**OBJECTIVE:** Spot each line in the records below where the word "resolution" occurs, then copy it.

**RECORDS FOR THIS TASK:**
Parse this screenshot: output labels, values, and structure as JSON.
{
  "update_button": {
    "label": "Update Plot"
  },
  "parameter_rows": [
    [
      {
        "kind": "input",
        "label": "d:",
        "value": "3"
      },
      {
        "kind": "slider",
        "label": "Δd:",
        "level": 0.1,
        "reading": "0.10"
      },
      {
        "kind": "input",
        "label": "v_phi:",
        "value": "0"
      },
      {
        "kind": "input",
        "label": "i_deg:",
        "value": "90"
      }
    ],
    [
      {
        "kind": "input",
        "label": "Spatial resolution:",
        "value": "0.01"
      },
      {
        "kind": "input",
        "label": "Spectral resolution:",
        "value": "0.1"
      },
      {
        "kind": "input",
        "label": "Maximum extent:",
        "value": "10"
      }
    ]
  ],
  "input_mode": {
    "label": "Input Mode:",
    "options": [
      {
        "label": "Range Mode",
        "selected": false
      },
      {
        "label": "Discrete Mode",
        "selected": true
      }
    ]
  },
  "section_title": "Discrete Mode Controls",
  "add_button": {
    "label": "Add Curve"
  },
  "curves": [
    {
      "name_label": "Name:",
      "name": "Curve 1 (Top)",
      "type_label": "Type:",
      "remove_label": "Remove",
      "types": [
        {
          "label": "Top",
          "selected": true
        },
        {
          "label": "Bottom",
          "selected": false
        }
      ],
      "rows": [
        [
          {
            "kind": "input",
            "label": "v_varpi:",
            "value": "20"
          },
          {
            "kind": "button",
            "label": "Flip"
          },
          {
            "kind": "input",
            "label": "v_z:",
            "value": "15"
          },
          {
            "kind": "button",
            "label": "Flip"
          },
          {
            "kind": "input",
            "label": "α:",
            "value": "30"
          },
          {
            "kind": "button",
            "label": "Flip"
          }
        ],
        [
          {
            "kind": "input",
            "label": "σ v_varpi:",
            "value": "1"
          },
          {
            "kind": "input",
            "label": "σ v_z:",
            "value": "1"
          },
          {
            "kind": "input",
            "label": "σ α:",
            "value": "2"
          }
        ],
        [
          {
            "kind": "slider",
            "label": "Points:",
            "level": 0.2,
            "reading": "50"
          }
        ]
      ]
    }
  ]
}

**FINISHED EXERCISE:**
        "label": "Spatial resolution:",
        "label": "Spectral resolution:",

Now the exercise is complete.